Source records:
------------------------

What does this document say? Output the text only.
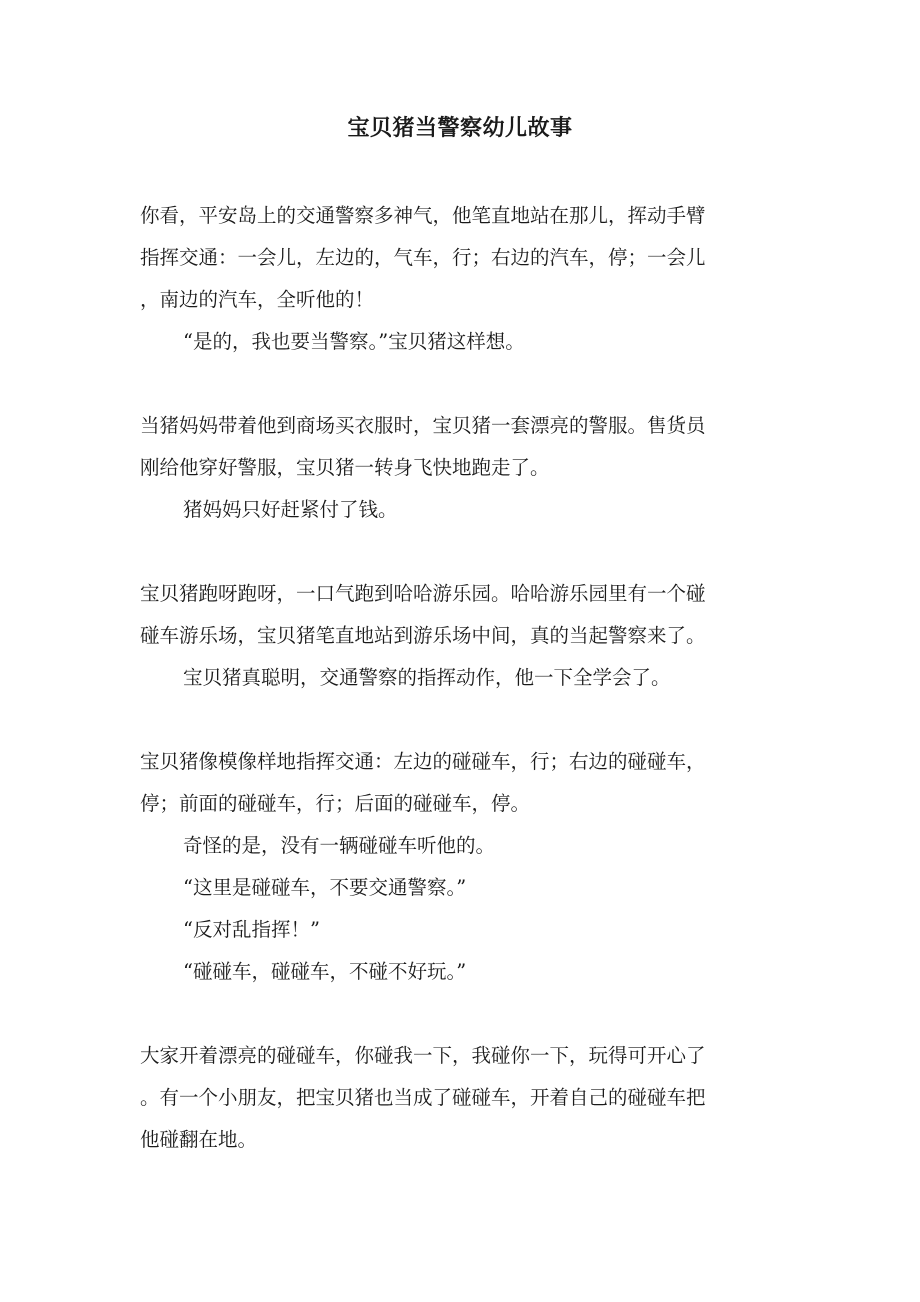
宝贝猪当警察幼儿故事
你看，平安岛上的交通警察多神气，他笔直地站在那儿，挥动手臂
指挥交通：一会儿，左边的，气车，行；右边的汽车，停；一会儿
，南边的汽车，全听他的！
“是的，我也要当警察。”宝贝猪这样想。
当猪妈妈带着他到商场买衣服时，宝贝猪一套漂亮的警服。售货员
刚给他穿好警服，宝贝猪一转身飞快地跑走了。
猪妈妈只好赶紧付了钱。
宝贝猪跑呀跑呀，一口气跑到哈哈游乐园。哈哈游乐园里有一个碰
碰车游乐场，宝贝猪笔直地站到游乐场中间，真的当起警察来了。
宝贝猪真聪明，交通警察的指挥动作，他一下全学会了。
宝贝猪像模像样地指挥交通：左边的碰碰车，行；右边的碰碰车，
停；前面的碰碰车，行；后面的碰碰车，停。
奇怪的是，没有一辆碰碰车听他的。
“这里是碰碰车，不要交通警察。”
“反对乱指挥！”
“碰碰车，碰碰车，不碰不好玩。”
大家开着漂亮的碰碰车，你碰我一下，我碰你一下，玩得可开心了
。有一个小朋友，把宝贝猪也当成了碰碰车，开着自己的碰碰车把
他碰翻在地。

------------------------

_Task prompt_. Copy all the data exactly as written, but skip any picture.

_The answer_.
What does this document say? Output the text only.
宝贝猪当警察幼儿故事
你看，平安岛上的交通警察多神气，他笔直地站在那儿，挥动手臂
指挥交通：一会儿，左边的，气车，行；右边的汽车，停；一会儿
，南边的汽车，全听他的！
“是的，我也要当警察。”宝贝猪这样想。
当猪妈妈带着他到商场买衣服时，宝贝猪一套漂亮的警服。售货员
刚给他穿好警服，宝贝猪一转身飞快地跑走了。
猪妈妈只好赶紧付了钱。
宝贝猪跑呀跑呀，一口气跑到哈哈游乐园。哈哈游乐园里有一个碰
碰车游乐场，宝贝猪笔直地站到游乐场中间，真的当起警察来了。
宝贝猪真聪明，交通警察的指挥动作，他一下全学会了。
宝贝猪像模像样地指挥交通：左边的碰碰车，行；右边的碰碰车，
停；前面的碰碰车，行；后面的碰碰车，停。
奇怪的是，没有一辆碰碰车听他的。
“这里是碰碰车，不要交通警察。”
“反对乱指挥！”
“碰碰车，碰碰车，不碰不好玩。”
大家开着漂亮的碰碰车，你碰我一下，我碰你一下，玩得可开心了
。有一个小朋友，把宝贝猪也当成了碰碰车，开着自己的碰碰车把
他碰翻在地。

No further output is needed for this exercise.